▶ PROBLEM TO WORK ON
Reproduce every entry exactly.
begin
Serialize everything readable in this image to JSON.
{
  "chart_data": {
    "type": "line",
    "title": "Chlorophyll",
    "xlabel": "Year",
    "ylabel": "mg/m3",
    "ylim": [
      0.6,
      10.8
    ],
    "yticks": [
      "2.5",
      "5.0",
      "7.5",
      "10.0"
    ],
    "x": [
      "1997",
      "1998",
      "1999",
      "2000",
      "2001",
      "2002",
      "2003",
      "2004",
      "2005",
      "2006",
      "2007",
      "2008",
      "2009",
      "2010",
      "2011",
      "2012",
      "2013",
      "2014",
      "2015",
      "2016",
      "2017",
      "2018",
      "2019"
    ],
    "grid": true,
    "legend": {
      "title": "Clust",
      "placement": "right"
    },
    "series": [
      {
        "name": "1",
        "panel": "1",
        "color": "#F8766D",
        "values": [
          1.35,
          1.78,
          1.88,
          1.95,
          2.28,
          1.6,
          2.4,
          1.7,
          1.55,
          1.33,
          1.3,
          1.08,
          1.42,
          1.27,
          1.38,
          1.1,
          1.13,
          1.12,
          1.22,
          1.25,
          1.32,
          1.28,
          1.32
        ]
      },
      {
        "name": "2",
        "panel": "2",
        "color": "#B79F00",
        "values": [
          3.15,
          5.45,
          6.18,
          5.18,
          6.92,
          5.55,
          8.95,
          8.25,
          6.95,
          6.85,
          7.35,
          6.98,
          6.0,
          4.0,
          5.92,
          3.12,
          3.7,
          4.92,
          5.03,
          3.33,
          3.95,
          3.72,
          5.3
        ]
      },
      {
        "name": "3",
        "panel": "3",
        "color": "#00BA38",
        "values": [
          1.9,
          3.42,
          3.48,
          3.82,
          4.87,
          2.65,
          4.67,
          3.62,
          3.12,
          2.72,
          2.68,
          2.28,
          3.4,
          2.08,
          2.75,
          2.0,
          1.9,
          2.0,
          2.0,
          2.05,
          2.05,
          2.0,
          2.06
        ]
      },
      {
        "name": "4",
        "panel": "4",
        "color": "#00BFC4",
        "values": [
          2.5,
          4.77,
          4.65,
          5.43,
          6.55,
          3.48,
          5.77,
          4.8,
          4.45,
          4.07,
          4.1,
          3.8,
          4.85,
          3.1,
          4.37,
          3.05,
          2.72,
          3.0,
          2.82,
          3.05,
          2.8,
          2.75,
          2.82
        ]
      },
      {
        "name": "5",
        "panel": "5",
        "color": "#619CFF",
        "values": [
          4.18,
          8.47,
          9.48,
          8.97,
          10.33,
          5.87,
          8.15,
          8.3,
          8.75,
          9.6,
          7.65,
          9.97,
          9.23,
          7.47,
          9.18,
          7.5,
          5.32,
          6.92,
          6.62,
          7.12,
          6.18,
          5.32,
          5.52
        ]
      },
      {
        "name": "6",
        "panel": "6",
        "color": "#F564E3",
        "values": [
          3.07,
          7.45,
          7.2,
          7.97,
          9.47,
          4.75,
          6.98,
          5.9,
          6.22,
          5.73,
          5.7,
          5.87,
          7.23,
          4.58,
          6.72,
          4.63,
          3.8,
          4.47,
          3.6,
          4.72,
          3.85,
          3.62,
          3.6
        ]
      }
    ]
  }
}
end
▶ RESPONSE
Serialize everything readable in this image to JSON.
{
  "chart_data": {
    "type": "line",
    "title": "Chlorophyll",
    "xlabel": "Year",
    "ylabel": "mg/m3",
    "ylim": [
      0.6,
      10.8
    ],
    "yticks": [
      "2.5",
      "5.0",
      "7.5",
      "10.0"
    ],
    "x": [
      "1997",
      "1998",
      "1999",
      "2000",
      "2001",
      "2002",
      "2003",
      "2004",
      "2005",
      "2006",
      "2007",
      "2008",
      "2009",
      "2010",
      "2011",
      "2012",
      "2013",
      "2014",
      "2015",
      "2016",
      "2017",
      "2018",
      "2019"
    ],
    "grid": true,
    "legend": {
      "title": "Clust",
      "placement": "right"
    },
    "series": [
      {
        "name": "1",
        "panel": "1",
        "color": "#F8766D",
        "values": [
          1.35,
          1.78,
          1.88,
          1.95,
          2.28,
          1.6,
          2.4,
          1.7,
          1.55,
          1.33,
          1.3,
          1.08,
          1.42,
          1.27,
          1.38,
          1.1,
          1.13,
          1.12,
          1.22,
          1.25,
          1.32,
          1.28,
          1.32
        ]
      },
      {
        "name": "2",
        "panel": "2",
        "color": "#B79F00",
        "values": [
          3.15,
          5.45,
          6.18,
          5.18,
          6.92,
          5.55,
          8.95,
          8.25,
          6.95,
          6.85,
          7.35,
          6.98,
          6.0,
          4.0,
          5.92,
          3.12,
          3.7,
          4.92,
          5.03,
          3.33,
          3.95,
          3.72,
          5.3
        ]
      },
      {
        "name": "3",
        "panel": "3",
        "color": "#00BA38",
        "values": [
          1.9,
          3.42,
          3.48,
          3.82,
          4.87,
          2.65,
          4.67,
          3.62,
          3.12,
          2.72,
          2.68,
          2.28,
          3.4,
          2.08,
          2.75,
          2.0,
          1.9,
          2.0,
          2.0,
          2.05,
          2.05,
          2.0,
          2.06
        ]
      },
      {
        "name": "4",
        "panel": "4",
        "color": "#00BFC4",
        "values": [
          2.5,
          4.77,
          4.65,
          5.43,
          6.55,
          3.48,
          5.77,
          4.8,
          4.45,
          4.07,
          4.1,
          3.8,
          4.85,
          3.1,
          4.37,
          3.05,
          2.72,
          3.0,
          2.82,
          3.05,
          2.8,
          2.75,
          2.82
        ]
      },
      {
        "name": "5",
        "panel": "5",
        "color": "#619CFF",
        "values": [
          4.18,
          8.47,
          9.48,
          8.97,
          10.33,
          5.87,
          8.15,
          8.3,
          8.75,
          9.6,
          7.65,
          9.97,
          9.23,
          7.47,
          9.18,
          7.5,
          5.32,
          6.92,
          6.62,
          7.12,
          6.18,
          5.32,
          5.52
        ]
      },
      {
        "name": "6",
        "panel": "6",
        "color": "#F564E3",
        "values": [
          3.07,
          7.45,
          7.2,
          7.97,
          9.47,
          4.75,
          6.98,
          5.9,
          6.22,
          5.73,
          5.7,
          5.87,
          7.23,
          4.58,
          6.72,
          4.63,
          3.8,
          4.47,
          3.6,
          4.72,
          3.85,
          3.62,
          3.6
        ]
      }
    ]
  }
}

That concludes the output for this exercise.